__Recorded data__
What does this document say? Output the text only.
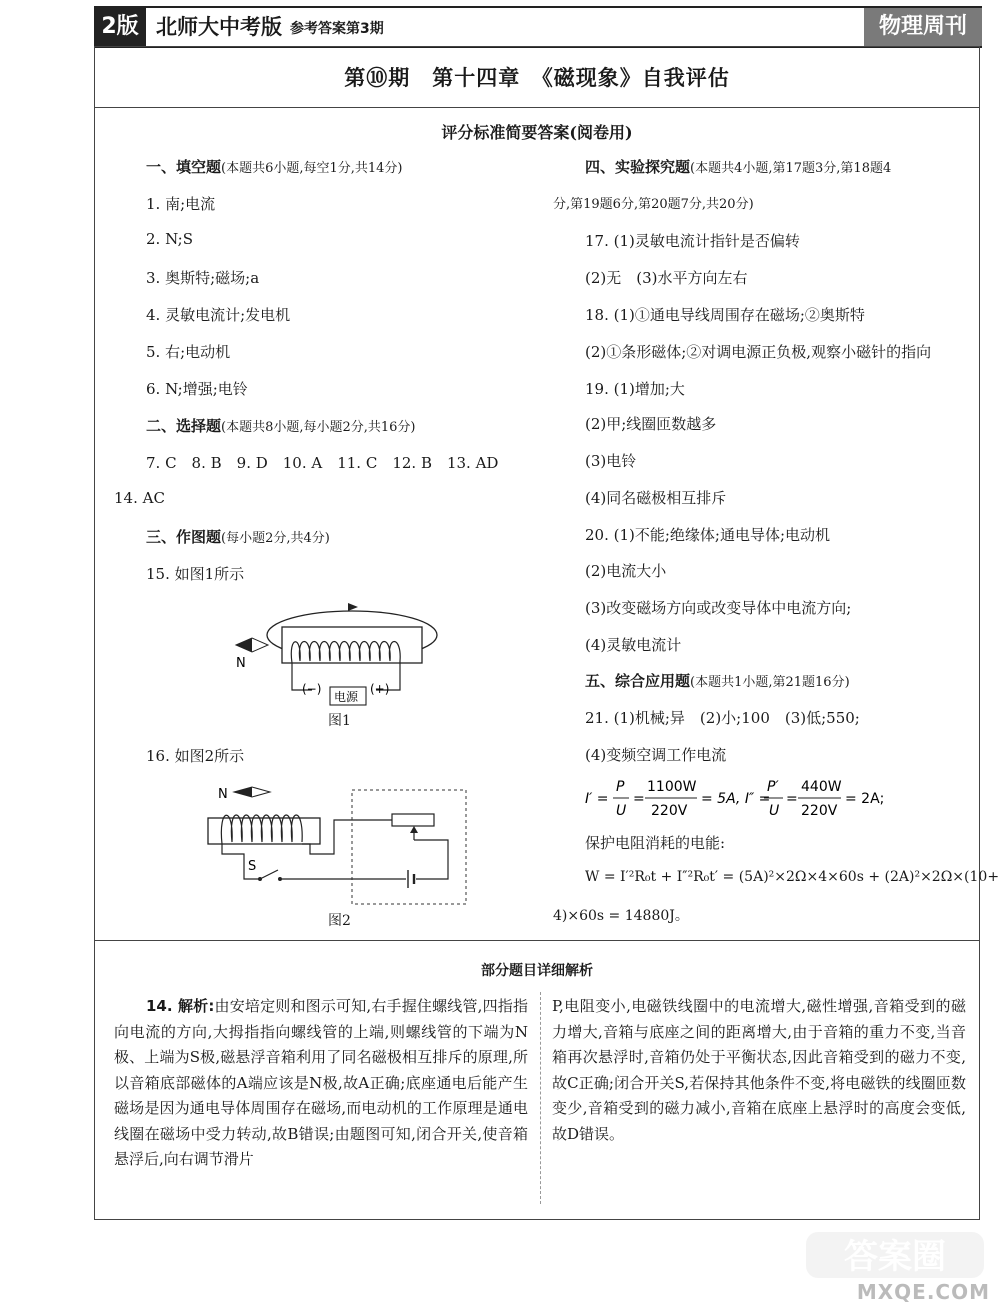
2版 北师大中考版 参考答案第3期	物理周刊
第⑩期　第十四章　《磁现象》自我评估
评分标准简要答案(阅卷用)
一、填空题(本题共6小题,每空1分,共14分)
1. 南;电流
2. N;S
3. 奥斯特;磁场;a
4. 灵敏电流计;发电机
5. 右;电动机
6. N;增强;电铃
二、选择题(本题共8小题,每小题2分,共16分)
7. C　8. B　9. D　10. A　11. C　12. B　13. AD
14. AC
三、作图题(每小题2分,共4分)
15. 如图1所示
16. 如图2所示
电源
(−)	(+)
N
图1
N
S
图2
四、实验探究题(本题共4小题,第17题3分,第18题4
分,第19题6分,第20题7分,共20分)
17. (1)灵敏电流计指针是否偏转
(2)无　(3)水平方向左右
18. (1)①通电导线周围存在磁场;②奥斯特
(2)①条形磁体;②对调电源正负极,观察小磁针的指向
19. (1)增加;大
(2)甲;线圈匝数越多
(3)电铃
(4)同名磁极相互排斥
20. (1)不能;绝缘体;通电导体;电动机
(2)电流大小
(3)改变磁场方向或改变导体中电流方向;
(4)灵敏电流计
五、综合应用题(本题共1小题,第21题16分)
21. (1)机械;异　(2)小;100　(3)低;550;
(4)变频空调工作电流
I′ =
P
U
=
1100W
220V
= 5A, I″ =
P′
U
=
440W
220V
= 2A;
保护电阻消耗的电能:
W = I′²R₀t + I″²R₀t′ = (5A)²×2Ω×4×60s + (2A)²×2Ω×(10+
4)×60s = 14880J。
部分题目详细解析
14. 解析:由安培定则和图示可知,右手握住螺线管,四指指向电流的方向,大拇指指向螺线管的上端,则螺线管的下端为N极、上端为S极,磁悬浮音箱利用了同名磁极相互排斥的原理,所以音箱底部磁体的A端应该是N极,故A正确;底座通电后能产生磁场是因为通电导体周围存在磁场,而电动机的工作原理是通电线圈在磁场中受力转动,故B错误;由题图可知,闭合开关,使音箱悬浮后,向右调节滑片
P,电阻变小,电磁铁线圈中的电流增大,磁性增强,音箱受到的磁力增大,音箱与底座之间的距离增大,由于音箱的重力不变,当音箱再次悬浮时,音箱仍处于平衡状态,因此音箱受到的磁力不变,故C正确;闭合开关S,若保持其他条件不变,将电磁铁的线圈匝数变少,音箱受到的磁力减小,音箱在底座上悬浮时的高度会变低,故D错误。
答案圈
MXQE.COM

__Task description__
Pictures are to be left out; the records above must be repeated word for word.

__Output of the task__
What does this document say? Output the text only.
2版 北师大中考版 参考答案第3期	物理周刊
第⑩期　第十四章　《磁现象》自我评估
评分标准简要答案(阅卷用)
一、填空题(本题共6小题,每空1分,共14分)
1. 南;电流
2. N;S
3. 奥斯特;磁场;a
4. 灵敏电流计;发电机
5. 右;电动机
6. N;增强;电铃
二、选择题(本题共8小题,每小题2分,共16分)
7. C　8. B　9. D　10. A　11. C　12. B　13. AD
14. AC
三、作图题(每小题2分,共4分)
15. 如图1所示
16. 如图2所示
电源
(−)	(+)
N
图1
N
S
图2
四、实验探究题(本题共4小题,第17题3分,第18题4
分,第19题6分,第20题7分,共20分)
17. (1)灵敏电流计指针是否偏转
(2)无　(3)水平方向左右
18. (1)①通电导线周围存在磁场;②奥斯特
(2)①条形磁体;②对调电源正负极,观察小磁针的指向
19. (1)增加;大
(2)甲;线圈匝数越多
(3)电铃
(4)同名磁极相互排斥
20. (1)不能;绝缘体;通电导体;电动机
(2)电流大小
(3)改变磁场方向或改变导体中电流方向;
(4)灵敏电流计
五、综合应用题(本题共1小题,第21题16分)
21. (1)机械;异　(2)小;100　(3)低;550;
(4)变频空调工作电流
I′ =
P
U
=
1100W
220V
= 5A, I″ =
P′
U
=
440W
220V
= 2A;
保护电阻消耗的电能:
W = I′²R₀t + I″²R₀t′ = (5A)²×2Ω×4×60s + (2A)²×2Ω×(10+
4)×60s = 14880J。
部分题目详细解析
14. 解析:由安培定则和图示可知,右手握住螺线管,四指指向电流的方向,大拇指指向螺线管的上端,则螺线管的下端为N极、上端为S极,磁悬浮音箱利用了同名磁极相互排斥的原理,所以音箱底部磁体的A端应该是N极,故A正确;底座通电后能产生磁场是因为通电导体周围存在磁场,而电动机的工作原理是通电线圈在磁场中受力转动,故B错误;由题图可知,闭合开关,使音箱悬浮后,向右调节滑片
P,电阻变小,电磁铁线圈中的电流增大,磁性增强,音箱受到的磁力增大,音箱与底座之间的距离增大,由于音箱的重力不变,当音箱再次悬浮时,音箱仍处于平衡状态,因此音箱受到的磁力不变,故C正确;闭合开关S,若保持其他条件不变,将电磁铁的线圈匝数变少,音箱受到的磁力减小,音箱在底座上悬浮时的高度会变低,故D错误。
答案圈
MXQE.COM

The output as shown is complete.